# Dataset entries:
══════════════════════════════

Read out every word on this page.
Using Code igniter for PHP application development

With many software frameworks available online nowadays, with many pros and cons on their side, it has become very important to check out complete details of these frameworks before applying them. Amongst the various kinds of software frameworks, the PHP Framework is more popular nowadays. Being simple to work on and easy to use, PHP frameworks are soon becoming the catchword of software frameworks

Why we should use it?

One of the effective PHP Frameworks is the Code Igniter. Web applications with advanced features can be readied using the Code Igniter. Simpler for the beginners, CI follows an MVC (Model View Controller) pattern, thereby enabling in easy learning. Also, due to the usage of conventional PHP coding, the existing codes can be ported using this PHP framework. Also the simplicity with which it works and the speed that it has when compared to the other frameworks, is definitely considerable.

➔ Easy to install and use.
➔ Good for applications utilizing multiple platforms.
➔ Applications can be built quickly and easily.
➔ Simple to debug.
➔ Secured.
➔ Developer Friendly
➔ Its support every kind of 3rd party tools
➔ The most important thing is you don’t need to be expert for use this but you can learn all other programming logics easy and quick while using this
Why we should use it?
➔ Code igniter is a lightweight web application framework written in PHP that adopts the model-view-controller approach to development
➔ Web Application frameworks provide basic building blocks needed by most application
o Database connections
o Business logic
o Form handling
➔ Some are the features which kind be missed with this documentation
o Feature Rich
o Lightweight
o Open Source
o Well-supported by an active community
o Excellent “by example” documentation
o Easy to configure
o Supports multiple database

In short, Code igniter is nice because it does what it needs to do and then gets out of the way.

══════════════════════════════

# Problem to solve:
Find the lines holding "development" and list every one.

# Solved exercise:
Using Code igniter for PHP application development
➔ Code igniter is a lightweight web application framework written in PHP that adopts the model-view-controller approach to development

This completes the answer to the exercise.